[Dataset items]
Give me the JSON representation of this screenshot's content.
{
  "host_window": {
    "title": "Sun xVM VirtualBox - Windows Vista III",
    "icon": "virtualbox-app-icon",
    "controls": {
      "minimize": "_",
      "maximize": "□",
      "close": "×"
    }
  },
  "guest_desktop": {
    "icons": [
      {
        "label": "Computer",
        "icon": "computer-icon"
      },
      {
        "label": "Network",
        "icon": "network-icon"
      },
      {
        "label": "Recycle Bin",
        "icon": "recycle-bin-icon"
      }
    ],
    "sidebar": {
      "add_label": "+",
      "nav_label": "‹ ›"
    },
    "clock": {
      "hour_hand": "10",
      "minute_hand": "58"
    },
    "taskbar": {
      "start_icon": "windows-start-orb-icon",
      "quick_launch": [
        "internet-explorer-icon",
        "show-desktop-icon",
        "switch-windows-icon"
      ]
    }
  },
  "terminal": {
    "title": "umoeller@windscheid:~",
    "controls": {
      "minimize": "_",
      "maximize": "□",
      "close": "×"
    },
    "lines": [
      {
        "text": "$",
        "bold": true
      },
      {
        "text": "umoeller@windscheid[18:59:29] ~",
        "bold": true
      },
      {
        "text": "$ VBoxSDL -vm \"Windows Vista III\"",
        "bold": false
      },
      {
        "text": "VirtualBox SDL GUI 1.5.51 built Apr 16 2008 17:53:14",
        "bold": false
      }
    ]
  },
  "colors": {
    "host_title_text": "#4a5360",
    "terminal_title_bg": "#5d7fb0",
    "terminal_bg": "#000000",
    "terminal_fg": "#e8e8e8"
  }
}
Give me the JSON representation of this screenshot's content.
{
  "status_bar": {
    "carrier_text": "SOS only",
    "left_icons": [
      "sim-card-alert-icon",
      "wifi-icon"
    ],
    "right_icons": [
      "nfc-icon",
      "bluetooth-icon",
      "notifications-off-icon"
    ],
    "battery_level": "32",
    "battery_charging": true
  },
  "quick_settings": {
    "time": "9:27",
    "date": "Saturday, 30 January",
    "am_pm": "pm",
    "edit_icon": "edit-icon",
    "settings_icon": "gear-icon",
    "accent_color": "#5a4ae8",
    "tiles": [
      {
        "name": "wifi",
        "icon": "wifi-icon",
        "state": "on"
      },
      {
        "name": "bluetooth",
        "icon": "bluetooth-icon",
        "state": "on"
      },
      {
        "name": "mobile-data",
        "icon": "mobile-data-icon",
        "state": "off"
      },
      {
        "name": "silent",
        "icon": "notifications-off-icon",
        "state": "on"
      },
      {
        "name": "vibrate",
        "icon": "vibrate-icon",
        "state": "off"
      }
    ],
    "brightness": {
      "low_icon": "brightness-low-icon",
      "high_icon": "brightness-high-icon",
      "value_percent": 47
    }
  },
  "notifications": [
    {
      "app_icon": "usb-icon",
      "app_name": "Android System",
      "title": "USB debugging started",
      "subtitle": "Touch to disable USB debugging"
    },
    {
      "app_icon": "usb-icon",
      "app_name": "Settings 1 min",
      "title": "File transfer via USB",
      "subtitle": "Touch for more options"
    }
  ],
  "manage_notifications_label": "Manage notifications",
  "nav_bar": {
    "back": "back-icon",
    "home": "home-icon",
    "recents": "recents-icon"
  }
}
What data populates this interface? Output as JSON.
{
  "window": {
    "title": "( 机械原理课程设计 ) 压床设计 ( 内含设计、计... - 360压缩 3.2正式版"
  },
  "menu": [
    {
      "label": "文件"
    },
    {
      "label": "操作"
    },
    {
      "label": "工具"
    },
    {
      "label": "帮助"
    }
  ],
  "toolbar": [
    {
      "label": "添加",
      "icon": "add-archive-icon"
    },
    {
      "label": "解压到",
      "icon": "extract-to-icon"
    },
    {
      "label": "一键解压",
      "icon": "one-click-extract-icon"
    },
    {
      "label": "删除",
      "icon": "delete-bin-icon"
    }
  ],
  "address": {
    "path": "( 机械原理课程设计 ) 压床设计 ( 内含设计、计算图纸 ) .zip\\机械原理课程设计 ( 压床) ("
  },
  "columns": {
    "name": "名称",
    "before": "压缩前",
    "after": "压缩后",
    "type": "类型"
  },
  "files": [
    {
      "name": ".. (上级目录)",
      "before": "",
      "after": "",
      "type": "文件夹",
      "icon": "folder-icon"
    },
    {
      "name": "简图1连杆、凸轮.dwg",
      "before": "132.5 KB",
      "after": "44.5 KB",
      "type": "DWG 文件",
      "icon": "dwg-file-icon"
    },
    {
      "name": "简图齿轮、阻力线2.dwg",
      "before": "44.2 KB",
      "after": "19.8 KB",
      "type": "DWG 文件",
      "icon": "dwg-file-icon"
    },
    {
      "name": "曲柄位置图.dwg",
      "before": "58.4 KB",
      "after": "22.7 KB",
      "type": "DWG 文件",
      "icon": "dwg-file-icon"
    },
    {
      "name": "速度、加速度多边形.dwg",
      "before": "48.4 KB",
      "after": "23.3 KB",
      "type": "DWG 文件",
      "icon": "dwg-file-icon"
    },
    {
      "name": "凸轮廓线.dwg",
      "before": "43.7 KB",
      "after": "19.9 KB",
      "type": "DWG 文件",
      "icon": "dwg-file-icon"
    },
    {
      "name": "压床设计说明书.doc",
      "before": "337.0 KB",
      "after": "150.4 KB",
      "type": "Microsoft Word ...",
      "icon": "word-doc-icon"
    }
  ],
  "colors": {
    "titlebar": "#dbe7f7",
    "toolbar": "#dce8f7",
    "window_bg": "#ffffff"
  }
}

WRITTEN EXERCISE: Go through the records and pull out each line that includes the word "brightness".

RESULT OF THE TASK:
    "brightness": {
      "low_icon": "brightness-low-icon",
      "high_icon": "brightness-high-icon",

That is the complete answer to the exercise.